Excerpts from a figure dataset
++++++

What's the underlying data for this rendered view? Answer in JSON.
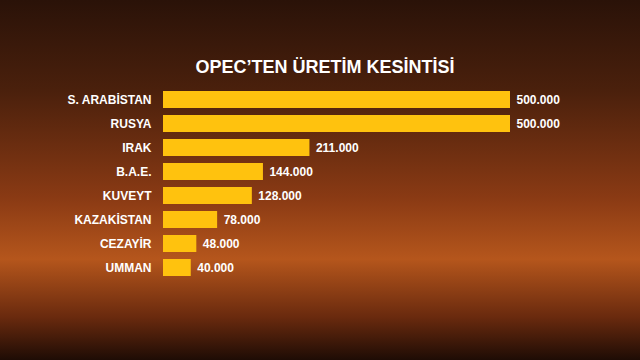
{
  "chart_data": {
    "type": "bar",
    "orientation": "horizontal",
    "title": "OPEC’TEN ÜRETİM KESİNTİSİ",
    "categories": [
      "S. ARABİSTAN",
      "RUSYA",
      "IRAK",
      "B.A.E.",
      "KUVEYT",
      "KAZAKİSTAN",
      "CEZAYİR",
      "UMMAN"
    ],
    "values": [
      500000,
      500000,
      211000,
      144000,
      128000,
      78000,
      48000,
      40000
    ],
    "value_labels": [
      "500.000",
      "500.000",
      "211.000",
      "144.000",
      "128.000",
      "78.000",
      "48.000",
      "40.000"
    ],
    "color": "#ffc20e",
    "xlim": [
      0,
      500000
    ],
    "data_labels": true,
    "tick_labels": "y",
    "grid": false
  }
}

++++++

# Do this
Print the complete listing exactly as it stands, without its pictures.

# Answer in full
What's the underlying data for this rendered view? Answer in JSON.
{
  "chart_data": {
    "type": "bar",
    "orientation": "horizontal",
    "title": "OPEC’TEN ÜRETİM KESİNTİSİ",
    "categories": [
      "S. ARABİSTAN",
      "RUSYA",
      "IRAK",
      "B.A.E.",
      "KUVEYT",
      "KAZAKİSTAN",
      "CEZAYİR",
      "UMMAN"
    ],
    "values": [
      500000,
      500000,
      211000,
      144000,
      128000,
      78000,
      48000,
      40000
    ],
    "value_labels": [
      "500.000",
      "500.000",
      "211.000",
      "144.000",
      "128.000",
      "78.000",
      "48.000",
      "40.000"
    ],
    "color": "#ffc20e",
    "xlim": [
      0,
      500000
    ],
    "data_labels": true,
    "tick_labels": "y",
    "grid": false
  }
}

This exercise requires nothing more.